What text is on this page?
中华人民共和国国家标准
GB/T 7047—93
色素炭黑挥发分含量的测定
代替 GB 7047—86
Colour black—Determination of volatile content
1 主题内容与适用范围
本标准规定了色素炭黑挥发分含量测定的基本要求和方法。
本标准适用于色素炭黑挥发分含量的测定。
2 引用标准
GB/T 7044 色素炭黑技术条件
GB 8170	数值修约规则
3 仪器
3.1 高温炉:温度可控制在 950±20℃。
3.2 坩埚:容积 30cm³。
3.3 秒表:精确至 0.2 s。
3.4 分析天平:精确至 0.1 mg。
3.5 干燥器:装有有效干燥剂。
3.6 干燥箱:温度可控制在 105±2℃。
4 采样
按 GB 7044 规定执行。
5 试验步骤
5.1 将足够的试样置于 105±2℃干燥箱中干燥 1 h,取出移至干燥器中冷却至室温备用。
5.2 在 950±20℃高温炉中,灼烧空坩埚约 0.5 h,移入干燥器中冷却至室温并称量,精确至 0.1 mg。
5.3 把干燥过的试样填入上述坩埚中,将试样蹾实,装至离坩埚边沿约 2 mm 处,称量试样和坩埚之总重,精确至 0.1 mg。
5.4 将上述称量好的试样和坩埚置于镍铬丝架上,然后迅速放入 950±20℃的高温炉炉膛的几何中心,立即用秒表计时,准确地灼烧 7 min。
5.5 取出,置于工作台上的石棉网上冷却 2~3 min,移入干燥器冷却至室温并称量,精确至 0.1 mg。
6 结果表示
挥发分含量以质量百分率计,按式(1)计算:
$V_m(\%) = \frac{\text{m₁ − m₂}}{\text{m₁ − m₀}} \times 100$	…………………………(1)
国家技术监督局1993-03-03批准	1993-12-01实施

______________________________

- **What you should do**
Here, the records must be output exactly and in full.

- **Solution to the problem**
What text is on this page?
中华人民共和国国家标准
GB/T 7047—93
色素炭黑挥发分含量的测定
代替 GB 7047—86
Colour black—Determination of volatile content
1 主题内容与适用范围
本标准规定了色素炭黑挥发分含量测定的基本要求和方法。
本标准适用于色素炭黑挥发分含量的测定。
2 引用标准
GB/T 7044 色素炭黑技术条件
GB 8170	数值修约规则
3 仪器
3.1 高温炉:温度可控制在 950±20℃。
3.2 坩埚:容积 30cm³。
3.3 秒表:精确至 0.2 s。
3.4 分析天平:精确至 0.1 mg。
3.5 干燥器:装有有效干燥剂。
3.6 干燥箱:温度可控制在 105±2℃。
4 采样
按 GB 7044 规定执行。
5 试验步骤
5.1 将足够的试样置于 105±2℃干燥箱中干燥 1 h,取出移至干燥器中冷却至室温备用。
5.2 在 950±20℃高温炉中,灼烧空坩埚约 0.5 h,移入干燥器中冷却至室温并称量,精确至 0.1 mg。
5.3 把干燥过的试样填入上述坩埚中,将试样蹾实,装至离坩埚边沿约 2 mm 处,称量试样和坩埚之总重,精确至 0.1 mg。
5.4 将上述称量好的试样和坩埚置于镍铬丝架上,然后迅速放入 950±20℃的高温炉炉膛的几何中心,立即用秒表计时,准确地灼烧 7 min。
5.5 取出,置于工作台上的石棉网上冷却 2~3 min,移入干燥器冷却至室温并称量,精确至 0.1 mg。
6 结果表示
挥发分含量以质量百分率计,按式(1)计算:
$V_m(\%) = \frac{\text{m₁ − m₂}}{\text{m₁ − m₀}} \times 100$	…………………………(1)
国家技术监督局1993-03-03批准	1993-12-01实施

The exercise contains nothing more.